▶ TRECHO DO DOCUMENTO
ARTIGO
Passadas as festividades
de meio de ano, começamos a nos inteirar dos assuntos referentes ao período
mais esperado por foliões e amantes do passo pernambucano: o
carnaval. E a nossa cidade tem um aspecto singular e ainda mais especial, é a
detentora e responsável por uma dança e uma música feitas particularmente para
a grande ocasião.
Agremiações escolhem seus temas, buscam recursos, grupos dão
início aos ensaios, escolas inscrevem novos alunos e cursos brotam espalhados pela cidade com oficinas e projetos culturais do ritmo.
Nos seus mais de cem
anos de formação, o frevo se consolidou não só como uma manifestação cíclica
voltada para o carnaval, mas, sobretudo, se transformou numa identidade cultural
representativa de um povo, condensadas em conquistas alimentadas por rebeldias,
sofrimentos, alegrias, e na garra de gente que tem correndo nas veias mais do
que sangue, coragem!
Seu nome alcançou
diversos lugares e territórios, e hoje podemos afirmar que o frevo é uma
expressão artística surpreendente, em constante transformação e difundida no
mundo todo, graças a artistas que são verdadeiros embaixadores da arte pernambucana
fora do Brasil. Destaco dois em especial, que há anos estando na Europa expandem
de forma maravilhosa e com profissionalismo admirável o nosso frevo. São eles: o
Adriano Rocha, mais conhecido pela denominação de Teco, e Carlos Frevo, com sua
Locomotiva que arrasta uma legião de adeptos e apaixonados do ritmo.
Com toda sua história,
é difícil acreditar que um componente cultural extremamente rico e monopolizado por
diversas esferas do poder público como símbolo maior do lugar, possa sofrer
tantas atribulações e dificuldades para continuar existindo. O frevo e seus
fazedores não padecem ainda mais, porque deles sobressaem abnegados - muitas
vezes chamados de loucos - que fazem de tudo para pôr em prática sua
brincadeira, mesmo que lhes custe os poucos recursos disponíveis.
Os obstáculos são tão
constrangedores que é preciso às vezes uma campanha para alguns grupos
conseguirem apoio. E o ato de mendigar ajuda, chega ao ponto de coisas
meramente essenciais, e o que poderia ser elementar para alcançar, transforma-se
em
um verdadeiro martírio. Sem mencionar outras instituições que vêm carregando há
anos seus fardos pesados de incertezas e de dias melhores. Muitas,
infelizmente, surgem com os dias contados para extinguir-se.
Por que tantos
empecilhos no trato com a nossa cultura? E quais melhorias e benefícios teve
o Frevo
em
se tornar Patrimônio Imaterial?

▶ Dados armazenados

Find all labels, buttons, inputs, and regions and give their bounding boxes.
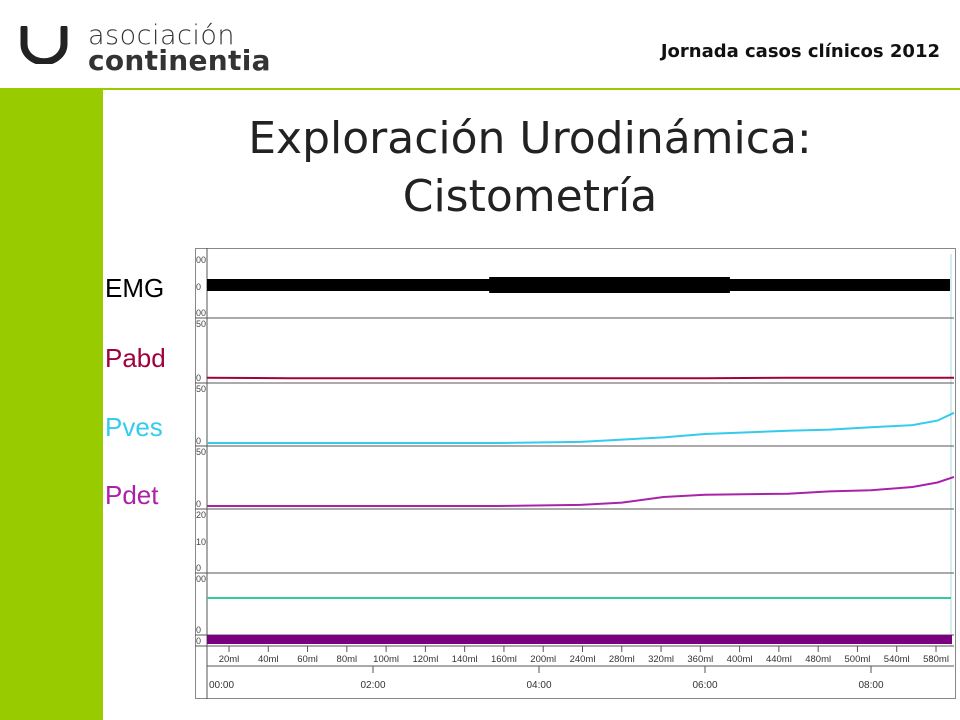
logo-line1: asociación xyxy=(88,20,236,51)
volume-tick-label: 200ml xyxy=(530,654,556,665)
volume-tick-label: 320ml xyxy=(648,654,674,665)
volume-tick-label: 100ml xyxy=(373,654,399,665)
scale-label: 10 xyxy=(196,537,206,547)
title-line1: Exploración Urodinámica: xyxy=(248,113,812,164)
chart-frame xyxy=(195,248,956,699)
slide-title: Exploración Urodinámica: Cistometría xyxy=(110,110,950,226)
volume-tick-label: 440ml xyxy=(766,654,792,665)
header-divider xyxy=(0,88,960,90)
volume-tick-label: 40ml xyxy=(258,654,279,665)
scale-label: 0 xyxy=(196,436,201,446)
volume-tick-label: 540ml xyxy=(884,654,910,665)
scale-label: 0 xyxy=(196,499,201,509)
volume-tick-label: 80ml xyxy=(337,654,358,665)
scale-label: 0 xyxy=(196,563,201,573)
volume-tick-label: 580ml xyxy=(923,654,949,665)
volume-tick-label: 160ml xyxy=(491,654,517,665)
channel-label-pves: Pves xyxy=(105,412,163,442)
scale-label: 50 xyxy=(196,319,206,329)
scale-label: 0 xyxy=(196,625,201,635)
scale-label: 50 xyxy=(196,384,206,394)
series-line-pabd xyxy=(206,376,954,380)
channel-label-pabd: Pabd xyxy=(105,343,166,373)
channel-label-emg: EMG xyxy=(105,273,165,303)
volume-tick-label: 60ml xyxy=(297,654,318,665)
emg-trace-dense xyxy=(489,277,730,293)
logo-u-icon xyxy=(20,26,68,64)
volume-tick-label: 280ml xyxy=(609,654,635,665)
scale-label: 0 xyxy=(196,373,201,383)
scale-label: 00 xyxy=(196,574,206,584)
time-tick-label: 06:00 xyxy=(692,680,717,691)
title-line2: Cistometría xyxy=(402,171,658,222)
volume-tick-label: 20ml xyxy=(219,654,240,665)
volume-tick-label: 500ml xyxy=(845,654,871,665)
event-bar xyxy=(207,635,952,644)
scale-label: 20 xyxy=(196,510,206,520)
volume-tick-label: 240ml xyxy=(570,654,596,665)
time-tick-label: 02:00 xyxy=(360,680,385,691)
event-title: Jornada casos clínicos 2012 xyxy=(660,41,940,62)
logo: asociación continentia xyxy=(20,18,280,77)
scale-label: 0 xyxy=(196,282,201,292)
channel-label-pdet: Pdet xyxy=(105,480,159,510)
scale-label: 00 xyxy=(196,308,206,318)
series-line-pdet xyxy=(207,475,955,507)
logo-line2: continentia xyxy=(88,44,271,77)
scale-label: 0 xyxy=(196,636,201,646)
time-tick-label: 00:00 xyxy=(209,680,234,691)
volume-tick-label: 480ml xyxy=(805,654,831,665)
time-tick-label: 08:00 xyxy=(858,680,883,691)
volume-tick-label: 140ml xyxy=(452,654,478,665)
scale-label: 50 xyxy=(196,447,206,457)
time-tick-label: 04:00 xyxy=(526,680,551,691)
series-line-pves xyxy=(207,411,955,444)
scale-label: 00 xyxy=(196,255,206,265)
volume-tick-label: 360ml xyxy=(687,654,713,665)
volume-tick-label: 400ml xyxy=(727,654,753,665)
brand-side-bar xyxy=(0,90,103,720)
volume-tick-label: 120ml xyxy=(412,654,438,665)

* * *

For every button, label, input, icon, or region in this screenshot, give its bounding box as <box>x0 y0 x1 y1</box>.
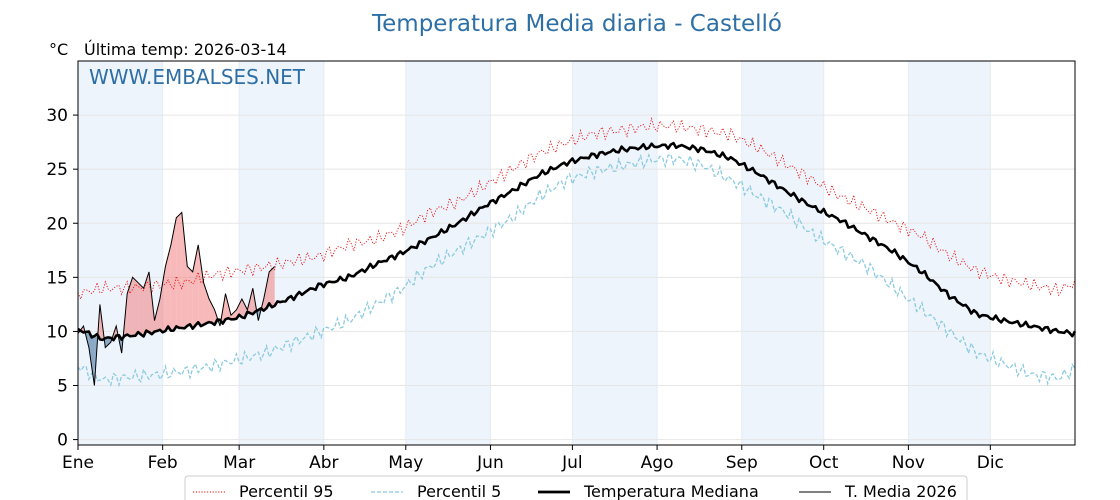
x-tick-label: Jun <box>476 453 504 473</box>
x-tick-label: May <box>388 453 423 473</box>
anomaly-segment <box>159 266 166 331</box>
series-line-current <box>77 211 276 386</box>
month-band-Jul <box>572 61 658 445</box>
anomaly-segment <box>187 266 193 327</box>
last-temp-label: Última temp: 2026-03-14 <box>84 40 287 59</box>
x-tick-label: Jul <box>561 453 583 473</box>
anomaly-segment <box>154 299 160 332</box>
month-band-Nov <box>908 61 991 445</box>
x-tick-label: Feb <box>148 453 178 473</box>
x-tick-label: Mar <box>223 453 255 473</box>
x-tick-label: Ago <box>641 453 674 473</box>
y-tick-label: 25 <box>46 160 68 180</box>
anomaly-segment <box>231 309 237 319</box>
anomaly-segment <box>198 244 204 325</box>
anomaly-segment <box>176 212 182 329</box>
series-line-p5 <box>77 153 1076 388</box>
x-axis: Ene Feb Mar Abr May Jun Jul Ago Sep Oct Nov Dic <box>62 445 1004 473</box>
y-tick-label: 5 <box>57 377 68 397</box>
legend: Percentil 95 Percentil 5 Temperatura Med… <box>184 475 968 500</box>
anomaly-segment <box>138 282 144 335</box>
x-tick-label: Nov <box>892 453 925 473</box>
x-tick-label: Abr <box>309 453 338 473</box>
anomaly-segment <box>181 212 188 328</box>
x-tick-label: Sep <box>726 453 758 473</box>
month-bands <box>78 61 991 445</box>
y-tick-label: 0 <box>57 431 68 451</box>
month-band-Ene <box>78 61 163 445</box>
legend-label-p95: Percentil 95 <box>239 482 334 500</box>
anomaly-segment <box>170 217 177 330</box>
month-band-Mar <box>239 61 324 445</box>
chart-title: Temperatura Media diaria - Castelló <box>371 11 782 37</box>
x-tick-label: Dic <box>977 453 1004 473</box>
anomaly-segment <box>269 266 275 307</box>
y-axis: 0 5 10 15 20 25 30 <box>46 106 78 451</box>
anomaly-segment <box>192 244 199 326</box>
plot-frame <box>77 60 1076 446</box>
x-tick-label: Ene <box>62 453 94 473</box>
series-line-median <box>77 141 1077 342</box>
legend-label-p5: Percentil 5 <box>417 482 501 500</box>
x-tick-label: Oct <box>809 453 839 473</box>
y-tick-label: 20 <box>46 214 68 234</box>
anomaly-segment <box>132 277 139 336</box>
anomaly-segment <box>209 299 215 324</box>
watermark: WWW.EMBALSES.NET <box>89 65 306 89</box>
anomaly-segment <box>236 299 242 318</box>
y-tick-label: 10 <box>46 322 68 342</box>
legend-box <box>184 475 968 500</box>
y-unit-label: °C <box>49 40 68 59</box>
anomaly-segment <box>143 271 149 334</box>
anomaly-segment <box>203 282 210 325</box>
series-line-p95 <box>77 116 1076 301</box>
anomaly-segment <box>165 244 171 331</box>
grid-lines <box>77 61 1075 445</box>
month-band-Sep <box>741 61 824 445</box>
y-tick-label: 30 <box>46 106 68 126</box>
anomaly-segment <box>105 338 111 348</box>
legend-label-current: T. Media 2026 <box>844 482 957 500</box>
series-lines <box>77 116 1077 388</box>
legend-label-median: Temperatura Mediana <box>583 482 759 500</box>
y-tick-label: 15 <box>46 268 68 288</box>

▶ LISTA DE TAREFAS
• A. No artigo sobre o frevo, por qual nome Adriano Rocha é mais conhecido?
• B. Resuma o artigo sobre o frevo em duas frases.
Não é preciso usar os registros.

▶ RESPOSTAS
• A. Teco.

• B. Em mais de cem anos, o frevo deixou de ser só uma manifestação ligada ao carnaval e virou uma identidade cultural de um povo, hoje espalhada pelo mundo graças a artistas como Teco e Carlos Frevo, que o levam pela Europa. Mesmo assim, o frevo e quem o faz enfrentam tantas dificuldades que alguns grupos precisam de campanhas para conseguir apoio, e muitas instituições já surgem com os dias contados.